-- START Data excerpts --
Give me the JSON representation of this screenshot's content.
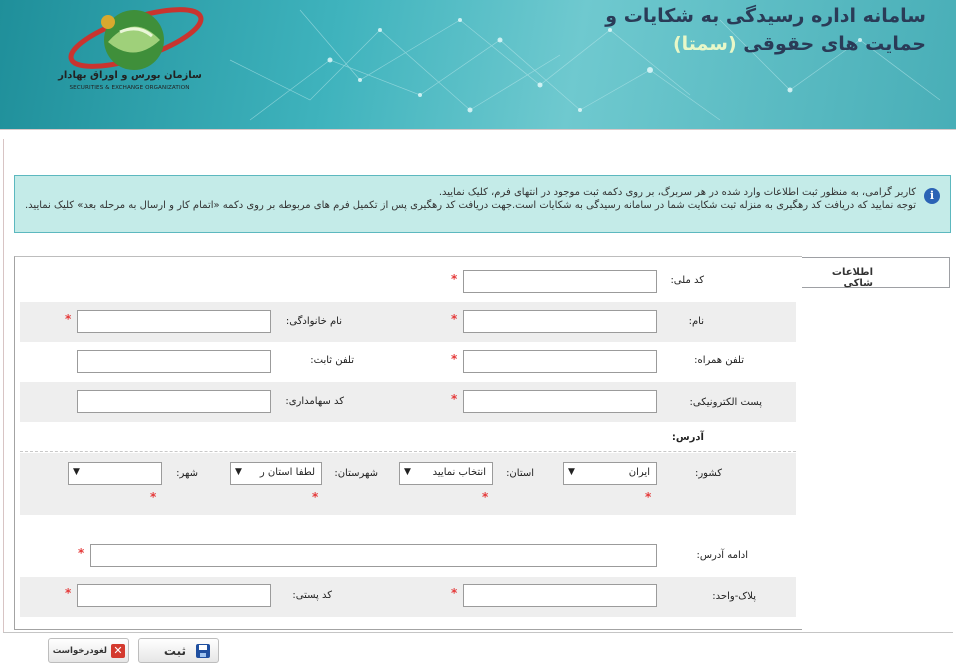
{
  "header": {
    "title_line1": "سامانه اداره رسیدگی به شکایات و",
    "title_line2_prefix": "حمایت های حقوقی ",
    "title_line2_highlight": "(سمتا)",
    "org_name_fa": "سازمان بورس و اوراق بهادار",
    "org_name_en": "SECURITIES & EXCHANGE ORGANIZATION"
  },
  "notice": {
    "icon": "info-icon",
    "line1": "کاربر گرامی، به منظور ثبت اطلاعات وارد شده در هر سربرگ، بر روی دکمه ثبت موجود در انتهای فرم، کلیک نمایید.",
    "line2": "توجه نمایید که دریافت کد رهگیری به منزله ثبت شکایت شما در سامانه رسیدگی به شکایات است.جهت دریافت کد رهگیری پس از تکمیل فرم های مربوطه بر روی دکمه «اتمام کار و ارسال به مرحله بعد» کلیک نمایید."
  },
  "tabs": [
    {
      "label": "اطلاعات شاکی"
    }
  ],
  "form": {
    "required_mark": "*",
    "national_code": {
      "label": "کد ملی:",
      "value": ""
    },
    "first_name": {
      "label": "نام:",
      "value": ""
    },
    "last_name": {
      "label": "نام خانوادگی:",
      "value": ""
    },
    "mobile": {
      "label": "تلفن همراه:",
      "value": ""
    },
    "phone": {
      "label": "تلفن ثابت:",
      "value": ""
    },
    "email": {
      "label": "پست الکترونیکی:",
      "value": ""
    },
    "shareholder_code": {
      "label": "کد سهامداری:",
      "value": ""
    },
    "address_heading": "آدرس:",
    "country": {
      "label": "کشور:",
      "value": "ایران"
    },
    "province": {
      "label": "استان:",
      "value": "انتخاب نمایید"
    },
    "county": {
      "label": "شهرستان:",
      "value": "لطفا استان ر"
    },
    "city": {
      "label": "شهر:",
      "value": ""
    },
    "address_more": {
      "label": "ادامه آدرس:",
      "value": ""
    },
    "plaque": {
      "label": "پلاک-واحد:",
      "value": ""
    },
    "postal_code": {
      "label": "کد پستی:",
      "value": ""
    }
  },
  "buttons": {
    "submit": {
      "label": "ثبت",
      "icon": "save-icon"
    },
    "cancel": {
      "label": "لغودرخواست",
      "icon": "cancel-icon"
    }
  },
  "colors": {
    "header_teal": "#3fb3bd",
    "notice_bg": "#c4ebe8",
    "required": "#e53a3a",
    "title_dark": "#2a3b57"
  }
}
-- END Data excerpts --
-- START Data excerpts --
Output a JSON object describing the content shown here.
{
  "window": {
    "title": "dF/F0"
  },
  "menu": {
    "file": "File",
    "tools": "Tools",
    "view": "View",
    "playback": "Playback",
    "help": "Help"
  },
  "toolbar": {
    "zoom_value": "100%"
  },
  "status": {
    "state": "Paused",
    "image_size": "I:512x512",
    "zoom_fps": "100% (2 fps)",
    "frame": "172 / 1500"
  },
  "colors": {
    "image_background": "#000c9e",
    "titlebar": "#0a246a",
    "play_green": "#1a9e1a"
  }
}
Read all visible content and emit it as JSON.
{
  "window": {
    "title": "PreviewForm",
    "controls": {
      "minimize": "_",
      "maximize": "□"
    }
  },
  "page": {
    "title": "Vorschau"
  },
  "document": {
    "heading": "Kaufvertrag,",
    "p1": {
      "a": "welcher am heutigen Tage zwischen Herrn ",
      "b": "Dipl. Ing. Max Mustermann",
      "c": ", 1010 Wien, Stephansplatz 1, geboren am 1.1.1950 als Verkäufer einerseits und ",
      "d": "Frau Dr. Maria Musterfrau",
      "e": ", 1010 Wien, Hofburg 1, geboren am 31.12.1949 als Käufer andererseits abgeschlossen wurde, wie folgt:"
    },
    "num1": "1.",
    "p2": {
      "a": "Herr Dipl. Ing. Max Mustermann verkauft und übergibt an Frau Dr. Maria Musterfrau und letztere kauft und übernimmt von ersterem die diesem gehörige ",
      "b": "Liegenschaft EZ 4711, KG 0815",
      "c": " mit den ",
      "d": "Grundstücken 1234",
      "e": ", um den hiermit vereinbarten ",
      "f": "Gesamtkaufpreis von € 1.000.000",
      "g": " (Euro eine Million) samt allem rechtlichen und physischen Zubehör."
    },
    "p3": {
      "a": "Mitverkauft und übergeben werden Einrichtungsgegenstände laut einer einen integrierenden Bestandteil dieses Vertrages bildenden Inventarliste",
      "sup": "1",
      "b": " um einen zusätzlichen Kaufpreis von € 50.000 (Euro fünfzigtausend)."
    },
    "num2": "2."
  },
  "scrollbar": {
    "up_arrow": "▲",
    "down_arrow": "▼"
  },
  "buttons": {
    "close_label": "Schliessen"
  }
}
-- END Data excerpts --
__What to do__.
Copy every line above that includes the string "icon".

__Completed task__.
    "icon": "info-icon",
      "icon": "save-icon"
      "icon": "cancel-icon"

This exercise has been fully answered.